* Start Extracted records *

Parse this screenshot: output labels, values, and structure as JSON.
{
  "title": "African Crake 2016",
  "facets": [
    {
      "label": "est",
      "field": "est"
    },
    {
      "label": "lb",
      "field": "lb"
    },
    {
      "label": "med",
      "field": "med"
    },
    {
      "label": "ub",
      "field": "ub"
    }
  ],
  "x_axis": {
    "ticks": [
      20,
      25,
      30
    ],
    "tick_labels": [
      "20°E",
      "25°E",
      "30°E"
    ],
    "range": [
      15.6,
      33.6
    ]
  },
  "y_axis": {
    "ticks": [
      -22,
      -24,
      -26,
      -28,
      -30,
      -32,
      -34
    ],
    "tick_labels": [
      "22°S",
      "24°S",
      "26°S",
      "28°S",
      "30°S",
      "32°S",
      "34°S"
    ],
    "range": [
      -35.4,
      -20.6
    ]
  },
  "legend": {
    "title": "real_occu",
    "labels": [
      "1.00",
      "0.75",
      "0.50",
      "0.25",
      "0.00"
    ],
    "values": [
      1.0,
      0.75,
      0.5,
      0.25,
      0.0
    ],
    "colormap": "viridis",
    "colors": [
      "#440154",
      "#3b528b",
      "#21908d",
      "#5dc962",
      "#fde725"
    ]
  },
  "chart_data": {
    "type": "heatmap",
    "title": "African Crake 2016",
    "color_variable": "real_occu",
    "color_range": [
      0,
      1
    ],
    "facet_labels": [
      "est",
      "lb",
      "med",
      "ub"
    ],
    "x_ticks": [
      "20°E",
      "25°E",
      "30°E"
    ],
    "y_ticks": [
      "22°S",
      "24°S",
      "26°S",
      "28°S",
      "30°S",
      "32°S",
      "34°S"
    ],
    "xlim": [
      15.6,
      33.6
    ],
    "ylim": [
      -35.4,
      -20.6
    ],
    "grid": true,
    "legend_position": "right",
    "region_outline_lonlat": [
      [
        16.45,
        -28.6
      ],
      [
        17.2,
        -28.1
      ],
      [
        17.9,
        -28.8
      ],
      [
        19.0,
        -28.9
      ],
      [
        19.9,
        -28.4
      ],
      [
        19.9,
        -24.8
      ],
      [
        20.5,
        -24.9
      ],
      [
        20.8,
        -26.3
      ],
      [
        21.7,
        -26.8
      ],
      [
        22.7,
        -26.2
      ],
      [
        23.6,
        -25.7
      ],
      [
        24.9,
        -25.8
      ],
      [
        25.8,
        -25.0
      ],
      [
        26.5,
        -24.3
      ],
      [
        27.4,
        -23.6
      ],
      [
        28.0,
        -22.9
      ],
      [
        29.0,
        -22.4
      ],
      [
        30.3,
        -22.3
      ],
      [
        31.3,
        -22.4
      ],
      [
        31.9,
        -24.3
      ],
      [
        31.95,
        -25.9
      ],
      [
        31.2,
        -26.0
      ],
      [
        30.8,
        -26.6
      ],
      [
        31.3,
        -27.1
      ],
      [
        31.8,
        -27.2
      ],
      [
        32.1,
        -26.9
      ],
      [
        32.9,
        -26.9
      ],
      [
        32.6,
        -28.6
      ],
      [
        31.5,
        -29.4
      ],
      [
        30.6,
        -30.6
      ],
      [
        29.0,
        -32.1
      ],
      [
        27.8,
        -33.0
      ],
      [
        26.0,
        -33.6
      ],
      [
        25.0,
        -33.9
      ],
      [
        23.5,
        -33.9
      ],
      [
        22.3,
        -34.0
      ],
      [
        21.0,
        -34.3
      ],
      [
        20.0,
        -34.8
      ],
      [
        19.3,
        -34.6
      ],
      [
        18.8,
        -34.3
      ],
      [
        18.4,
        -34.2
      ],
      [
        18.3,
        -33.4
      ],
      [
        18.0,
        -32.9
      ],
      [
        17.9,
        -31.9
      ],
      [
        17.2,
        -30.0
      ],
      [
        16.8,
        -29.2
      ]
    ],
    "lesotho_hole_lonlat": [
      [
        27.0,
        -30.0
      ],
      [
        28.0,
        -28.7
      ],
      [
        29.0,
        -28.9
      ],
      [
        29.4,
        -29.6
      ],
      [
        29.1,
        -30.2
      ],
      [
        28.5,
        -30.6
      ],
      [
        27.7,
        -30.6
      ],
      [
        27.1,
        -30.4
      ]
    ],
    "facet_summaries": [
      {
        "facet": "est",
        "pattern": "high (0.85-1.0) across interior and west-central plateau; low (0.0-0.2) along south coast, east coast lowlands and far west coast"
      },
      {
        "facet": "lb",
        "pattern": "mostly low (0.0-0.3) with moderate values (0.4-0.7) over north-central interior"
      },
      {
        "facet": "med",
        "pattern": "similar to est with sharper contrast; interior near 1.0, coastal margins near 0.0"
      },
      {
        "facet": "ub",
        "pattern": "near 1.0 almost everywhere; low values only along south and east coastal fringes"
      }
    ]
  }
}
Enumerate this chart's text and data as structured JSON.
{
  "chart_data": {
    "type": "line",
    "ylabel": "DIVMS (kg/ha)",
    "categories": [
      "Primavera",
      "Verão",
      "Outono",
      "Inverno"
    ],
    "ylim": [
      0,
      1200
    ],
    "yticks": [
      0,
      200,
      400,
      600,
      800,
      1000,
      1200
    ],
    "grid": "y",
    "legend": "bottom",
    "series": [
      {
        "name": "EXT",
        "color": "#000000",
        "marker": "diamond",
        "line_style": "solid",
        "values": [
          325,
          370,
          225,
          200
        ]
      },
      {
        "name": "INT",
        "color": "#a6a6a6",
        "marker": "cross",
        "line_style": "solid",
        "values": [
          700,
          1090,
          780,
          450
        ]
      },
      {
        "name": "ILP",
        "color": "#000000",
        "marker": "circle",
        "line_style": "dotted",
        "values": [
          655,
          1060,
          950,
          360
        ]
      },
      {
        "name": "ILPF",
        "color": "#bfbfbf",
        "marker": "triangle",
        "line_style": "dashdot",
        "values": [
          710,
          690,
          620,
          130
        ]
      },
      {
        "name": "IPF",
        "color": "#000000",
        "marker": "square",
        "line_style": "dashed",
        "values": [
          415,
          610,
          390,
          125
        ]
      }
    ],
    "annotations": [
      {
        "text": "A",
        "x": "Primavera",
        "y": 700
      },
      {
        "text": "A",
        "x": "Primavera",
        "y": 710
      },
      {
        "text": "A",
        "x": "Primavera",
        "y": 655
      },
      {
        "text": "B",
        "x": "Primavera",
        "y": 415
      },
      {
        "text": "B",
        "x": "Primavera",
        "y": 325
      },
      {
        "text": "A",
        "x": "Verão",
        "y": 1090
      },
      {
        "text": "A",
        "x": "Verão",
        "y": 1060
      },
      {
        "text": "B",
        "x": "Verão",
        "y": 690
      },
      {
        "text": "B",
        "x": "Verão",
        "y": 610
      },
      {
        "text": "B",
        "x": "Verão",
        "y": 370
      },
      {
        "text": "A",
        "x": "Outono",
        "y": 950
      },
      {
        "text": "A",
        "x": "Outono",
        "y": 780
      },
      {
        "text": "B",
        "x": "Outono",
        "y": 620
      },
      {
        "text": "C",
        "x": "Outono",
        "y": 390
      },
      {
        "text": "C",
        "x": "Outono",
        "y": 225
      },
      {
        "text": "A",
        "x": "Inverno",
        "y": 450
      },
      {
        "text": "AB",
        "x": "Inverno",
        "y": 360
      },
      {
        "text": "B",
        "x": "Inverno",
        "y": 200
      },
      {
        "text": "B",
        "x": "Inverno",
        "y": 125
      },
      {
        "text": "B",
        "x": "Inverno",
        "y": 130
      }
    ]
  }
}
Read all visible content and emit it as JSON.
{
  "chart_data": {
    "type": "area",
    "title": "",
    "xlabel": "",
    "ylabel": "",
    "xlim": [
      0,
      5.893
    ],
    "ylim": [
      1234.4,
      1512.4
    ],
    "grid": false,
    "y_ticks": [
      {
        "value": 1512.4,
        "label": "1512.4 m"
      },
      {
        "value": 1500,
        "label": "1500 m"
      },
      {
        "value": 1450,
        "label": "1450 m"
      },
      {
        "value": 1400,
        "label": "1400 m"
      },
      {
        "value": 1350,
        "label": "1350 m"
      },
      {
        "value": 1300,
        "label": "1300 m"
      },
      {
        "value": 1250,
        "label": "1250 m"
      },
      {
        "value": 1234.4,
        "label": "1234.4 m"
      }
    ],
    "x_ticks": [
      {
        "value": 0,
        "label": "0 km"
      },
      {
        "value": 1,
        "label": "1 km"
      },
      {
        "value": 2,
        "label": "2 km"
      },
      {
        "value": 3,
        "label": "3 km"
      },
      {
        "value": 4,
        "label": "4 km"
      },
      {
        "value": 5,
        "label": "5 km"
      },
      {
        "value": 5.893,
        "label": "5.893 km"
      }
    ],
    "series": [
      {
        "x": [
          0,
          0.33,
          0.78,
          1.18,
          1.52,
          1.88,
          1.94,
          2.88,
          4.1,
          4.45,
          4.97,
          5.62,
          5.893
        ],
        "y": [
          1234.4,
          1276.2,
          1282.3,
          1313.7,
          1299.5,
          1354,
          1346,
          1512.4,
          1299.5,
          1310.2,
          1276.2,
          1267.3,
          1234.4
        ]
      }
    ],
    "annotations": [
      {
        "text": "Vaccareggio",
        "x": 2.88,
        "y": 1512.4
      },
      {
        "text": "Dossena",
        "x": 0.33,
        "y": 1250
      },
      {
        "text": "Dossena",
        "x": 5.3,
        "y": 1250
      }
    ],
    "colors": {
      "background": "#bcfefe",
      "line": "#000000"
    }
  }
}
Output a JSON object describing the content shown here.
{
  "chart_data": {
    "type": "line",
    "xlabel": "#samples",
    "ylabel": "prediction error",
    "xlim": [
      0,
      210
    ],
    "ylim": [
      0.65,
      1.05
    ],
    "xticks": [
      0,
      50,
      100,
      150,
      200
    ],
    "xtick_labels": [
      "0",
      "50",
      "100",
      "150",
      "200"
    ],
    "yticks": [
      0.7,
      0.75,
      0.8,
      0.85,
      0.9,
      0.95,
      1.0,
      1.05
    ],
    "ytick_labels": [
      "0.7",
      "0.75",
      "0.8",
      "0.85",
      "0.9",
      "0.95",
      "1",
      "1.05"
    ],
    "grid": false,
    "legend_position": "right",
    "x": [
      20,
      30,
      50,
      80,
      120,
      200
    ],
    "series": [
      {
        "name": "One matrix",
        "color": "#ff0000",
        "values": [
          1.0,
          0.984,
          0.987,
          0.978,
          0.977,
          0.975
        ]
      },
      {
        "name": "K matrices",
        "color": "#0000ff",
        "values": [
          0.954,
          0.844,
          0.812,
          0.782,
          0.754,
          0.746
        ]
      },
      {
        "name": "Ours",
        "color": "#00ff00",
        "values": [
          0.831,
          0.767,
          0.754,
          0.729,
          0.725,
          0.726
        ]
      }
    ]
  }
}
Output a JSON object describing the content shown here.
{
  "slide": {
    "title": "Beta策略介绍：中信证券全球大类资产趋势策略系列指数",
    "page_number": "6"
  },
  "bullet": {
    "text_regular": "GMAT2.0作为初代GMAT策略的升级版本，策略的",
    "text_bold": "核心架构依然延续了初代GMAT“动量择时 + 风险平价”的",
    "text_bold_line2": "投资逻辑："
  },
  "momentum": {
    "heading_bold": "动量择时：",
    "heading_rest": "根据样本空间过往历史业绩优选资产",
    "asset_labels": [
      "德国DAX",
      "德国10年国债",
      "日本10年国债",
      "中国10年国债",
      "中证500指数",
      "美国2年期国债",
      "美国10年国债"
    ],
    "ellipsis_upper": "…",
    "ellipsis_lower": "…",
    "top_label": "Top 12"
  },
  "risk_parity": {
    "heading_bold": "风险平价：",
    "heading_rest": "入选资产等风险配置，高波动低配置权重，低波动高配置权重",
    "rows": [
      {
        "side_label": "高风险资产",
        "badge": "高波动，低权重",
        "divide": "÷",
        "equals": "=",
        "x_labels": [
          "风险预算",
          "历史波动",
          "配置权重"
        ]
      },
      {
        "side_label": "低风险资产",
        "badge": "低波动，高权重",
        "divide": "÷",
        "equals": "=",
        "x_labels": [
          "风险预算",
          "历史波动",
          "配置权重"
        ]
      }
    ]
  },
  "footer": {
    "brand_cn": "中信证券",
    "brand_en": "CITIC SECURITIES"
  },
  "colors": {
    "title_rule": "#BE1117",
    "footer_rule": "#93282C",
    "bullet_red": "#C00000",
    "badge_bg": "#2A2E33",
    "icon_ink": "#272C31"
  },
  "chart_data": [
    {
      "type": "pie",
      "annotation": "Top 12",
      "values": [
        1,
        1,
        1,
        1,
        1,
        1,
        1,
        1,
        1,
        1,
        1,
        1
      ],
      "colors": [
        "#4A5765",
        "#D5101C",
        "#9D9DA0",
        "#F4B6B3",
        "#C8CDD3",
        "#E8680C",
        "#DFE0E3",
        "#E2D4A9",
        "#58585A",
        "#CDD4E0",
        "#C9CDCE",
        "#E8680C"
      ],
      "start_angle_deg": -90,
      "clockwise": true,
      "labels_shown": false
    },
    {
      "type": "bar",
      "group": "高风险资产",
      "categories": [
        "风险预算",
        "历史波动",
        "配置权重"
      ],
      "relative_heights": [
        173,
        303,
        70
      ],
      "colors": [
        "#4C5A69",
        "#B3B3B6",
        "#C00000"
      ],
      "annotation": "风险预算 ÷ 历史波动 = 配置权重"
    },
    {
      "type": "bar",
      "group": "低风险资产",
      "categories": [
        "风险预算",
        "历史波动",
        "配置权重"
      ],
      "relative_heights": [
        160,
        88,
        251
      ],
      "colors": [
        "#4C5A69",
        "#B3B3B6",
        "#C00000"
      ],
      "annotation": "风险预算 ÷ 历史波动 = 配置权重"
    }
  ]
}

* End Extracted records *

**Given task:** Of the lines in this listing, how many contain "ylabel"? Reply with the number and nothing more.

**Problem solution:** 3